** SHORT TASK **
The entries below should be given again exactly, minus their pictures.

** EXERCISE INPUTS **
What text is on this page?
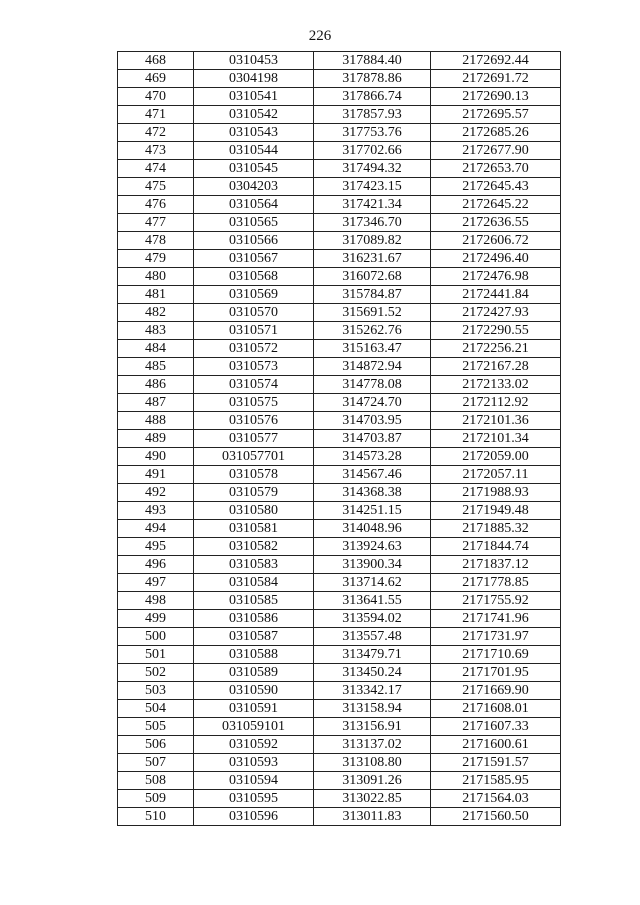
226
468	0310453	317884.40	2172692.44
469	0304198	317878.86	2172691.72
470	0310541	317866.74	2172690.13
471	0310542	317857.93	2172695.57
472	0310543	317753.76	2172685.26
473	0310544	317702.66	2172677.90
474	0310545	317494.32	2172653.70
475	0304203	317423.15	2172645.43
476	0310564	317421.34	2172645.22
477	0310565	317346.70	2172636.55
478	0310566	317089.82	2172606.72
479	0310567	316231.67	2172496.40
480	0310568	316072.68	2172476.98
481	0310569	315784.87	2172441.84
482	0310570	315691.52	2172427.93
483	0310571	315262.76	2172290.55
484	0310572	315163.47	2172256.21
485	0310573	314872.94	2172167.28
486	0310574	314778.08	2172133.02
487	0310575	314724.70	2172112.92
488	0310576	314703.95	2172101.36
489	0310577	314703.87	2172101.34
490	031057701	314573.28	2172059.00
491	0310578	314567.46	2172057.11
492	0310579	314368.38	2171988.93
493	0310580	314251.15	2171949.48
494	0310581	314048.96	2171885.32
495	0310582	313924.63	2171844.74
496	0310583	313900.34	2171837.12
497	0310584	313714.62	2171778.85
498	0310585	313641.55	2171755.92
499	0310586	313594.02	2171741.96
500	0310587	313557.48	2171731.97
501	0310588	313479.71	2171710.69
502	0310589	313450.24	2171701.95
503	0310590	313342.17	2171669.90
504	0310591	313158.94	2171608.01
505	031059101	313156.91	2171607.33
506	0310592	313137.02	2171600.61
507	0310593	313108.80	2171591.57
508	0310594	313091.26	2171585.95
509	0310595	313022.85	2171564.03
510	0310596	313011.83	2171560.50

** WORKED ANSWER **
What text is on this page?
226
468	0310453	317884.40	2172692.44
469	0304198	317878.86	2172691.72
470	0310541	317866.74	2172690.13
471	0310542	317857.93	2172695.57
472	0310543	317753.76	2172685.26
473	0310544	317702.66	2172677.90
474	0310545	317494.32	2172653.70
475	0304203	317423.15	2172645.43
476	0310564	317421.34	2172645.22
477	0310565	317346.70	2172636.55
478	0310566	317089.82	2172606.72
479	0310567	316231.67	2172496.40
480	0310568	316072.68	2172476.98
481	0310569	315784.87	2172441.84
482	0310570	315691.52	2172427.93
483	0310571	315262.76	2172290.55
484	0310572	315163.47	2172256.21
485	0310573	314872.94	2172167.28
486	0310574	314778.08	2172133.02
487	0310575	314724.70	2172112.92
488	0310576	314703.95	2172101.36
489	0310577	314703.87	2172101.34
490	031057701	314573.28	2172059.00
491	0310578	314567.46	2172057.11
492	0310579	314368.38	2171988.93
493	0310580	314251.15	2171949.48
494	0310581	314048.96	2171885.32
495	0310582	313924.63	2171844.74
496	0310583	313900.34	2171837.12
497	0310584	313714.62	2171778.85
498	0310585	313641.55	2171755.92
499	0310586	313594.02	2171741.96
500	0310587	313557.48	2171731.97
501	0310588	313479.71	2171710.69
502	0310589	313450.24	2171701.95
503	0310590	313342.17	2171669.90
504	0310591	313158.94	2171608.01
505	031059101	313156.91	2171607.33
506	0310592	313137.02	2171600.61
507	0310593	313108.80	2171591.57
508	0310594	313091.26	2171585.95
509	0310595	313022.85	2171564.03
510	0310596	313011.83	2171560.50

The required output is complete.